=== Set exercise ===
Copy every line of the records below where the word "Somewhat" occurs.

[Collected data]

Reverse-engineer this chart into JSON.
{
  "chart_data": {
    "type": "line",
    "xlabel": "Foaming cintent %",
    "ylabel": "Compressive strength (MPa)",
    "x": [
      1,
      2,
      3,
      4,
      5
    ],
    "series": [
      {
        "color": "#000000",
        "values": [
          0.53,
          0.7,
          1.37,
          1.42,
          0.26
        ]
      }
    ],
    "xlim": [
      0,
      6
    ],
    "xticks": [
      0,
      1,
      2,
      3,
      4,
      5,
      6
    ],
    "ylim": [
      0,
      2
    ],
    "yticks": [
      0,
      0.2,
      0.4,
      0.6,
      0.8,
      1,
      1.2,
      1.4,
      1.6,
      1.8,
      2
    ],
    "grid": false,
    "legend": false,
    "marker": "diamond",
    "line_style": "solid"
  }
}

---

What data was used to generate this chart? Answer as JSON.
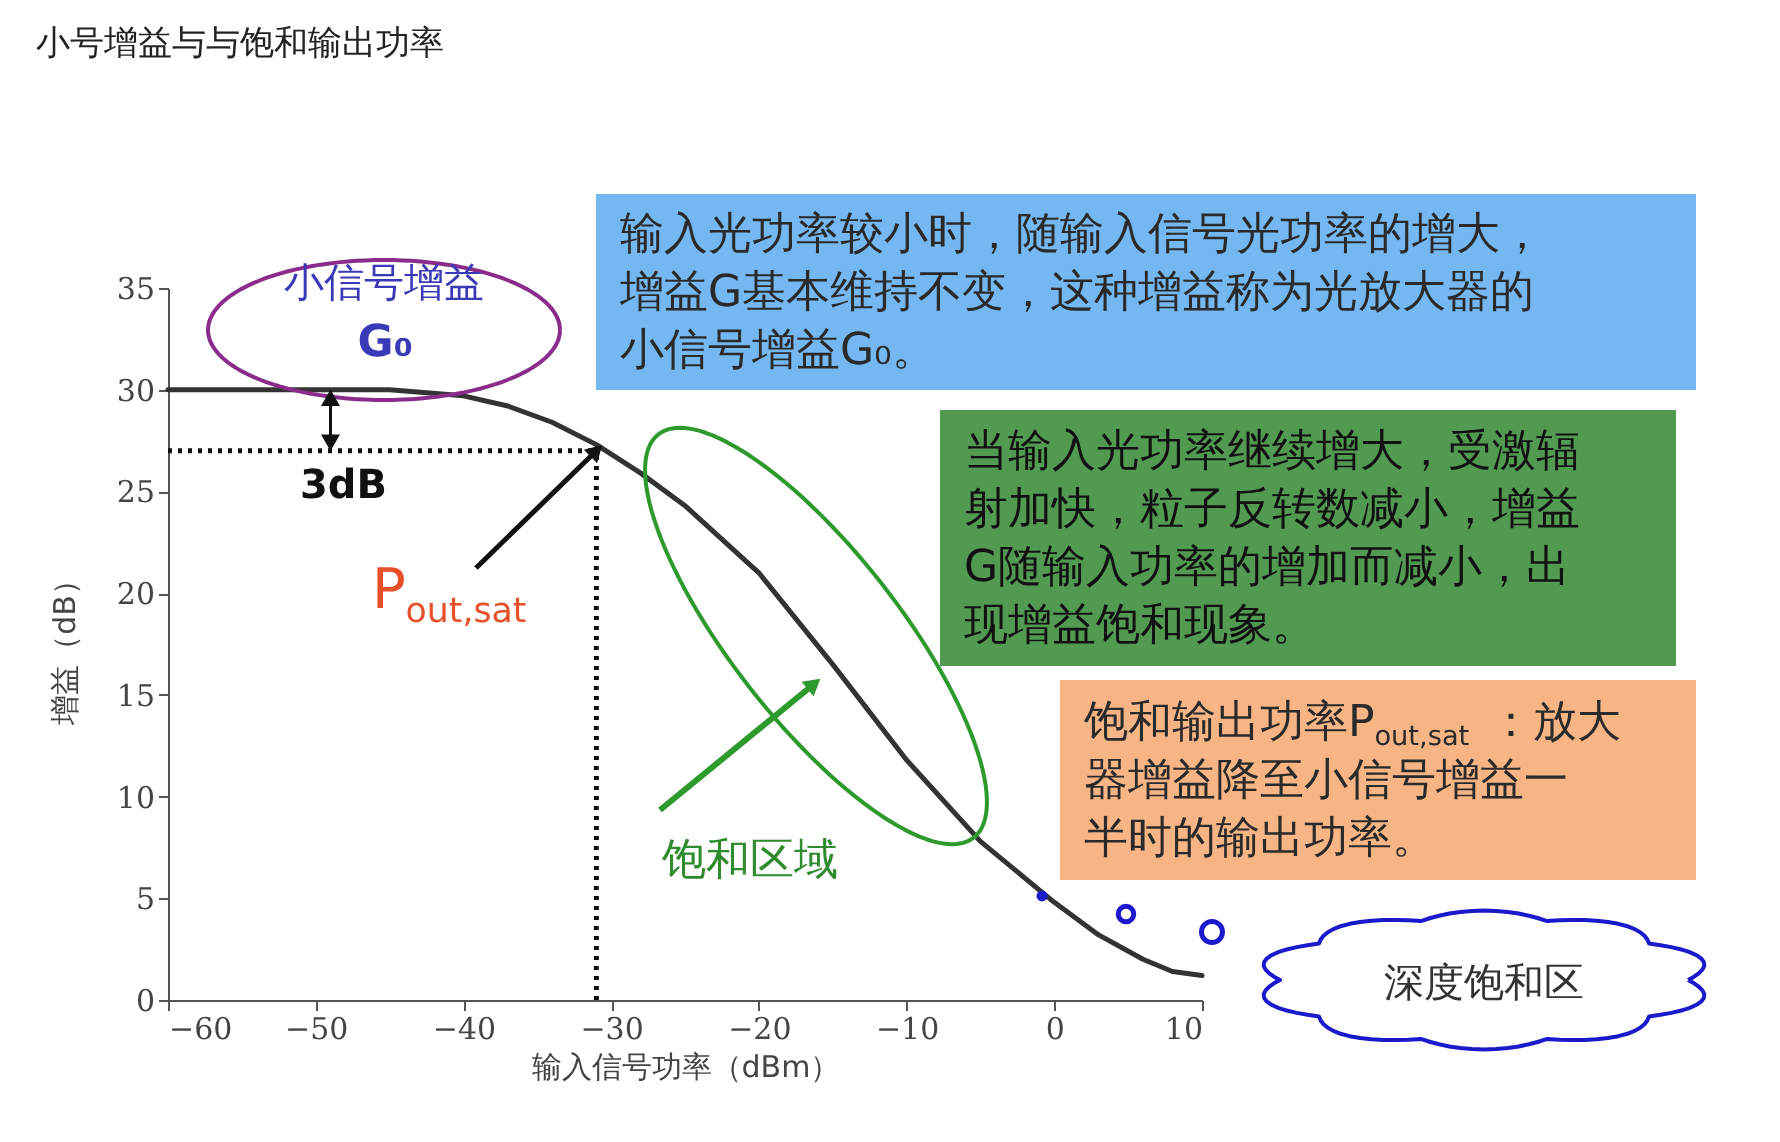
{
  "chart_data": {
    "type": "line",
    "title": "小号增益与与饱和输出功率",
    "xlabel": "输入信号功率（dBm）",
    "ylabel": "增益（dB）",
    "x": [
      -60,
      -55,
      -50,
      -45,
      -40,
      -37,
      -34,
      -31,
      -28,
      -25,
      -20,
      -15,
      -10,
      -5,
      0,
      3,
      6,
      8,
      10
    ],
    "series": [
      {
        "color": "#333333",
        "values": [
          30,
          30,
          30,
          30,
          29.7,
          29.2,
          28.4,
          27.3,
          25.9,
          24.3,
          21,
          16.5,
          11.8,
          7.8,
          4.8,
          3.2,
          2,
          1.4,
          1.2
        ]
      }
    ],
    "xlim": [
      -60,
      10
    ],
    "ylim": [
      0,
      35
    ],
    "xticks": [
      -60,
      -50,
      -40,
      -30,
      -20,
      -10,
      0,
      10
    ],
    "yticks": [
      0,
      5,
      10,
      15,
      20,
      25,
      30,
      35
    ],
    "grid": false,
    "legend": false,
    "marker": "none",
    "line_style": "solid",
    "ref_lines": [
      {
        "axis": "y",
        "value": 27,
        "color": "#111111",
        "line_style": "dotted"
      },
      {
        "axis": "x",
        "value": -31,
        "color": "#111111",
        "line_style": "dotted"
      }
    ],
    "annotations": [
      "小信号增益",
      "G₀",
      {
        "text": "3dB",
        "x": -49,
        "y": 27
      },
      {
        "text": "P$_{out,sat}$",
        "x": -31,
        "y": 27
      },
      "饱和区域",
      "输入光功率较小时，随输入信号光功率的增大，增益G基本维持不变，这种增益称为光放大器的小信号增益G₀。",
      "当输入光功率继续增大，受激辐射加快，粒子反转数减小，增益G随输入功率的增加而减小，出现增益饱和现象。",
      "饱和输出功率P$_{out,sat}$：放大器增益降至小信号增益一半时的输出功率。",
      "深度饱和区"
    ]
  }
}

---

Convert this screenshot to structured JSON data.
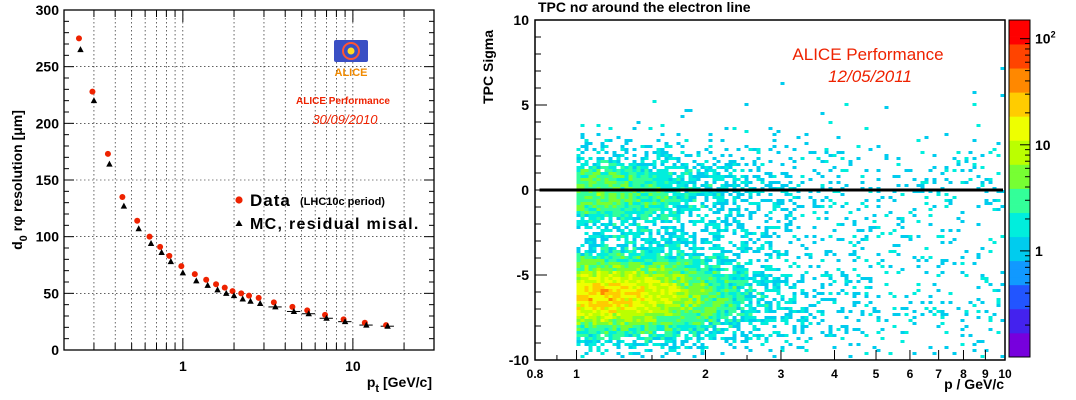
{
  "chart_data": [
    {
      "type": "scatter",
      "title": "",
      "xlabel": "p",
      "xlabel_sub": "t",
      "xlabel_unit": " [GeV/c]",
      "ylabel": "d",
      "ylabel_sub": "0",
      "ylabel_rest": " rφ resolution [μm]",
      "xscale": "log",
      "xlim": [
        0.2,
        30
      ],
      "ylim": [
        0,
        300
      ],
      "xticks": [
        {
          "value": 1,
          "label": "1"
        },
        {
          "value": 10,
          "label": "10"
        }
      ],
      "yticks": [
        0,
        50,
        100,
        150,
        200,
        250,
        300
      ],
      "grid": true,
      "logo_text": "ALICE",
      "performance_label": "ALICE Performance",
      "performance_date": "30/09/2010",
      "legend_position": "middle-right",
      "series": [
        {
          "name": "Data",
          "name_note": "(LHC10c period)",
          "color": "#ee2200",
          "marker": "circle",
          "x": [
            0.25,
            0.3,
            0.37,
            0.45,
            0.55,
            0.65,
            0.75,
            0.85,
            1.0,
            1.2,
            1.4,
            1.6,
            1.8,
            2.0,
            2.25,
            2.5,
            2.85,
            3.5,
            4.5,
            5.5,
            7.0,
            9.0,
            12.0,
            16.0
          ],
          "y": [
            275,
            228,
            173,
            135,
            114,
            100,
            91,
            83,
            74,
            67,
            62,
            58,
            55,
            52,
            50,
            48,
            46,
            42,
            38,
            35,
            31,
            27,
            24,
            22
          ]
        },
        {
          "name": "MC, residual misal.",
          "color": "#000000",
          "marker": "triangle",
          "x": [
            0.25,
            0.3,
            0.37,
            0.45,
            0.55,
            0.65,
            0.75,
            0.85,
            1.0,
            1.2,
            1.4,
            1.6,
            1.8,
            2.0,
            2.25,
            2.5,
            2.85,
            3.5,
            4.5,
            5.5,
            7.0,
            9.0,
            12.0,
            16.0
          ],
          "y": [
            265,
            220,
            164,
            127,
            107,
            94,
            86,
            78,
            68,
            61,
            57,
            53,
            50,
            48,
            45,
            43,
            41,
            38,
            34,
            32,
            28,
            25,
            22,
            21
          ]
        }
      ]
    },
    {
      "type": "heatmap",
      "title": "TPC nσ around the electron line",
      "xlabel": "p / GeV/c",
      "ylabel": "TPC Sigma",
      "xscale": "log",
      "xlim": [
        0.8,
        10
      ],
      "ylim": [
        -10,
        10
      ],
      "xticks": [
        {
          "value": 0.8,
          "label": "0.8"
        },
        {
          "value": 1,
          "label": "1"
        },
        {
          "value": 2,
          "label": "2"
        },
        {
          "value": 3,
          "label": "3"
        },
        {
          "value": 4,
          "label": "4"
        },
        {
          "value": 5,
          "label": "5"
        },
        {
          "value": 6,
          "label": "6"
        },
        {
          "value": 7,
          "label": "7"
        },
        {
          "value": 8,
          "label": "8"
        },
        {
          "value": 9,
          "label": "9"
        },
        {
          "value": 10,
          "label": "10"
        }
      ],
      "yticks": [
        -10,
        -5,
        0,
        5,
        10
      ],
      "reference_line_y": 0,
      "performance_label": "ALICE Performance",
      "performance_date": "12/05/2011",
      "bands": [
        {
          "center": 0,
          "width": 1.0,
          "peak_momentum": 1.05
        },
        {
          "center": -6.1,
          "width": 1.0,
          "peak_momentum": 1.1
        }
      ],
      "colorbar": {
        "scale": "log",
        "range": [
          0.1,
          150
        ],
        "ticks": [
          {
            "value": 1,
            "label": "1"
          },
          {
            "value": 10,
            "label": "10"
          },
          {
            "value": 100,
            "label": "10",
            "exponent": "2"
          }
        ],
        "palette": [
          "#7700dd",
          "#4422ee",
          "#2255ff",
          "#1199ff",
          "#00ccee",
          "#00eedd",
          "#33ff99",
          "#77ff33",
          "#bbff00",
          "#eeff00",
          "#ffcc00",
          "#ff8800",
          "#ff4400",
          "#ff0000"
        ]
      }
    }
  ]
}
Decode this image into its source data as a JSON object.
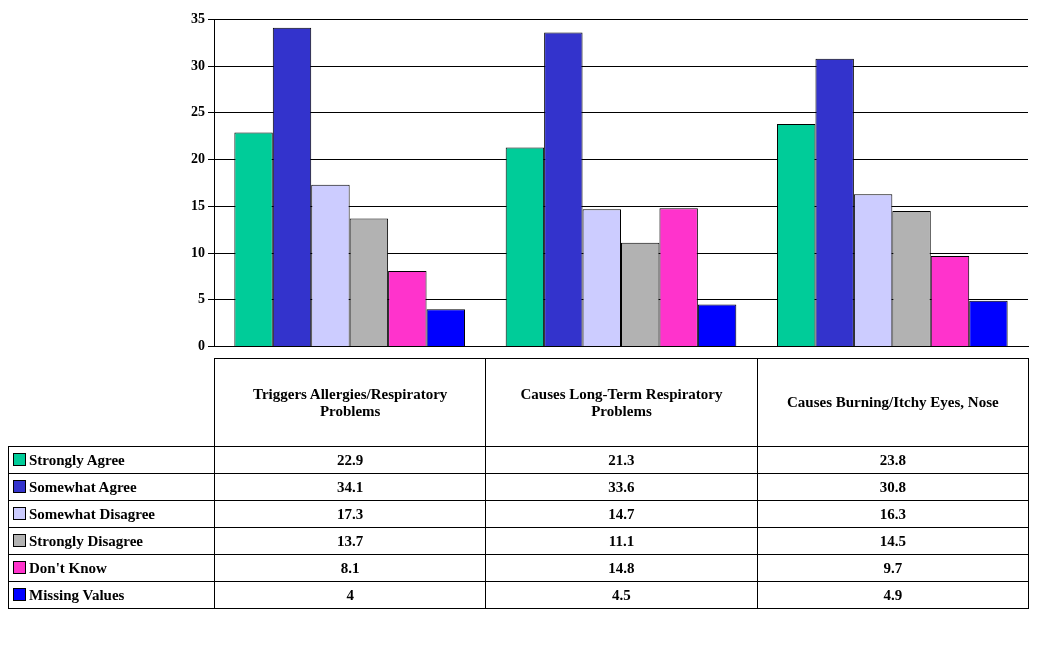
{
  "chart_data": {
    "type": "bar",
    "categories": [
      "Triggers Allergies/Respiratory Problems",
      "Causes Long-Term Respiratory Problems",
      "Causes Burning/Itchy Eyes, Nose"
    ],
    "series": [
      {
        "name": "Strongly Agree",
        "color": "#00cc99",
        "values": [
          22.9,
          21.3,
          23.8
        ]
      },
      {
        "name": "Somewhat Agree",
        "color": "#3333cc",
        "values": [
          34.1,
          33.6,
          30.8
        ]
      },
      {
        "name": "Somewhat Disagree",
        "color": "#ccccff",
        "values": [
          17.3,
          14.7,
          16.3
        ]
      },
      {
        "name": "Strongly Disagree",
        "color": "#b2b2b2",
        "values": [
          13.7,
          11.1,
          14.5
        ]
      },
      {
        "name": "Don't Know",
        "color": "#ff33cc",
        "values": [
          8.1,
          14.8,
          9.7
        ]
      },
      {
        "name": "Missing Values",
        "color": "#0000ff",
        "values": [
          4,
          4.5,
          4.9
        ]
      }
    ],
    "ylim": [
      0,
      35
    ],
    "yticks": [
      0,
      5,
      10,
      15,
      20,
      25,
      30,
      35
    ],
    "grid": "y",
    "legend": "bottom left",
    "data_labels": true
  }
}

=== Written response ===
        "name": "Somewhat Agree",
        "name": "Somewhat Disagree",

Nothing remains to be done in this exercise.